▶ **Aim of the exercise**
Copy the material that follows word for word and omit its pictures.
··· Dataset entries
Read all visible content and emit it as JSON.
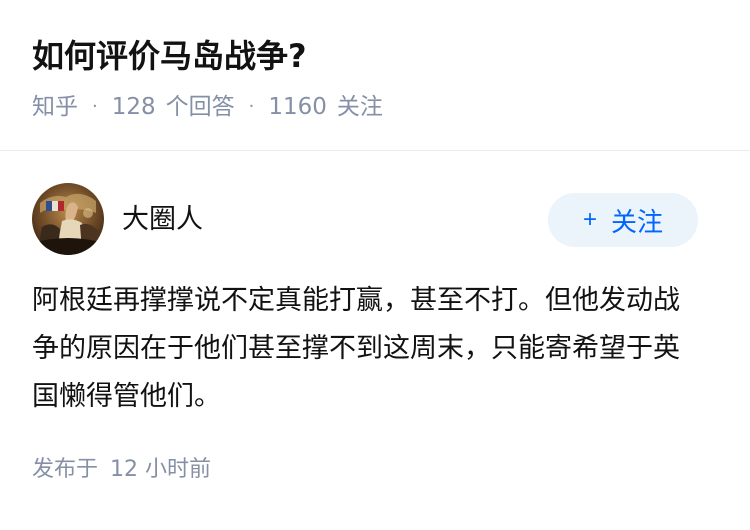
{
  "question": {
    "title": "如何评价马岛战争?",
    "source": "知乎",
    "answers_count": "128",
    "answers_label": "个回答",
    "followers_count": "1160",
    "followers_label": "关注",
    "separator": "·"
  },
  "answer": {
    "author": {
      "name": "大圈人",
      "avatar_icon": "avatar-painting-icon"
    },
    "follow_button": {
      "icon": "plus-icon",
      "icon_glyph": "+",
      "label": "关注"
    },
    "content": "阿根廷再撑撑说不定真能打赢，甚至不打。但他发动战争的原因在于他们甚至撑不到这周末，只能寄希望于英国懒得管他们。",
    "footer": {
      "published_label": "发布于",
      "published_time": "12 小时前"
    }
  },
  "colors": {
    "title": "#121212",
    "meta": "#8590a6",
    "accent": "#0066ff",
    "follow_bg": "#ebf3fb",
    "divider": "#ebebeb"
  }
}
······
▶ **Problem solution**
Read all visible content and emit it as JSON.
{
  "question": {
    "title": "如何评价马岛战争?",
    "source": "知乎",
    "answers_count": "128",
    "answers_label": "个回答",
    "followers_count": "1160",
    "followers_label": "关注",
    "separator": "·"
  },
  "answer": {
    "author": {
      "name": "大圈人",
      "avatar_icon": "avatar-painting-icon"
    },
    "follow_button": {
      "icon": "plus-icon",
      "icon_glyph": "+",
      "label": "关注"
    },
    "content": "阿根廷再撑撑说不定真能打赢，甚至不打。但他发动战争的原因在于他们甚至撑不到这周末，只能寄希望于英国懒得管他们。",
    "footer": {
      "published_label": "发布于",
      "published_time": "12 小时前"
    }
  },
  "colors": {
    "title": "#121212",
    "meta": "#8590a6",
    "accent": "#0066ff",
    "follow_bg": "#ebf3fb",
    "divider": "#ebebeb"
  }
}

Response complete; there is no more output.